[Data records]
+ + + + + + +

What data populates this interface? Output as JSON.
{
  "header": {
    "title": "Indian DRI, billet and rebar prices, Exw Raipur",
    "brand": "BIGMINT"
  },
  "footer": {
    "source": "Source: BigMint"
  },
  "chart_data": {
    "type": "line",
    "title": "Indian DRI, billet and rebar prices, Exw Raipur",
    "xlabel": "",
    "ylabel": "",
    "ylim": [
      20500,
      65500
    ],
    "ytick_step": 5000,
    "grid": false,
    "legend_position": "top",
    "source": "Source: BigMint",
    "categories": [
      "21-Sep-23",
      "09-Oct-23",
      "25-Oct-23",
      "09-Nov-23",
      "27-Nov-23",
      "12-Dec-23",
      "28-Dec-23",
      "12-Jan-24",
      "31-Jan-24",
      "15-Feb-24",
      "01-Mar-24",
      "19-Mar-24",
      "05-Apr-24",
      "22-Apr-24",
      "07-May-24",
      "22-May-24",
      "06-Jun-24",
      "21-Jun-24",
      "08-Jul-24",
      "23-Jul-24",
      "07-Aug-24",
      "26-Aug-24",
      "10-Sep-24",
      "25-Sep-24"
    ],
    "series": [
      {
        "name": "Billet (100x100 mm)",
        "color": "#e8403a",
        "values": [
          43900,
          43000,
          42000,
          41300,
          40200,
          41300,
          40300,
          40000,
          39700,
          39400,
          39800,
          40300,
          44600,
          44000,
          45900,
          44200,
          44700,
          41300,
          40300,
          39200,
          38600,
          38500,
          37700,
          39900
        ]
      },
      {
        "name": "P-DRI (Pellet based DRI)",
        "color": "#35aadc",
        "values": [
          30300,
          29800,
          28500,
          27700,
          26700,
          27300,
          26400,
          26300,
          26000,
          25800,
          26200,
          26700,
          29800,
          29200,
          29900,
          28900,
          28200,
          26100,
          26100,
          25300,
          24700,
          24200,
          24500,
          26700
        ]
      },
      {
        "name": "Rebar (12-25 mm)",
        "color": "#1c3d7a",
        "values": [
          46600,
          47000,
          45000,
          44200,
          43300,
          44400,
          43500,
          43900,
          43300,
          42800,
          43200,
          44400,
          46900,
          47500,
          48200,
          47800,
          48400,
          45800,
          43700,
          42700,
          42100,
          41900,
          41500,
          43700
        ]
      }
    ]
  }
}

+ + + + + + +

[Job]
Write out every entry verbatim.

[Solution to this problem]
What data populates this interface? Output as JSON.
{
  "header": {
    "title": "Indian DRI, billet and rebar prices, Exw Raipur",
    "brand": "BIGMINT"
  },
  "footer": {
    "source": "Source: BigMint"
  },
  "chart_data": {
    "type": "line",
    "title": "Indian DRI, billet and rebar prices, Exw Raipur",
    "xlabel": "",
    "ylabel": "",
    "ylim": [
      20500,
      65500
    ],
    "ytick_step": 5000,
    "grid": false,
    "legend_position": "top",
    "source": "Source: BigMint",
    "categories": [
      "21-Sep-23",
      "09-Oct-23",
      "25-Oct-23",
      "09-Nov-23",
      "27-Nov-23",
      "12-Dec-23",
      "28-Dec-23",
      "12-Jan-24",
      "31-Jan-24",
      "15-Feb-24",
      "01-Mar-24",
      "19-Mar-24",
      "05-Apr-24",
      "22-Apr-24",
      "07-May-24",
      "22-May-24",
      "06-Jun-24",
      "21-Jun-24",
      "08-Jul-24",
      "23-Jul-24",
      "07-Aug-24",
      "26-Aug-24",
      "10-Sep-24",
      "25-Sep-24"
    ],
    "series": [
      {
        "name": "Billet (100x100 mm)",
        "color": "#e8403a",
        "values": [
          43900,
          43000,
          42000,
          41300,
          40200,
          41300,
          40300,
          40000,
          39700,
          39400,
          39800,
          40300,
          44600,
          44000,
          45900,
          44200,
          44700,
          41300,
          40300,
          39200,
          38600,
          38500,
          37700,
          39900
        ]
      },
      {
        "name": "P-DRI (Pellet based DRI)",
        "color": "#35aadc",
        "values": [
          30300,
          29800,
          28500,
          27700,
          26700,
          27300,
          26400,
          26300,
          26000,
          25800,
          26200,
          26700,
          29800,
          29200,
          29900,
          28900,
          28200,
          26100,
          26100,
          25300,
          24700,
          24200,
          24500,
          26700
        ]
      },
      {
        "name": "Rebar (12-25 mm)",
        "color": "#1c3d7a",
        "values": [
          46600,
          47000,
          45000,
          44200,
          43300,
          44400,
          43500,
          43900,
          43300,
          42800,
          43200,
          44400,
          46900,
          47500,
          48200,
          47800,
          48400,
          45800,
          43700,
          42700,
          42100,
          41900,
          41500,
          43700
        ]
      }
    ]
  }
}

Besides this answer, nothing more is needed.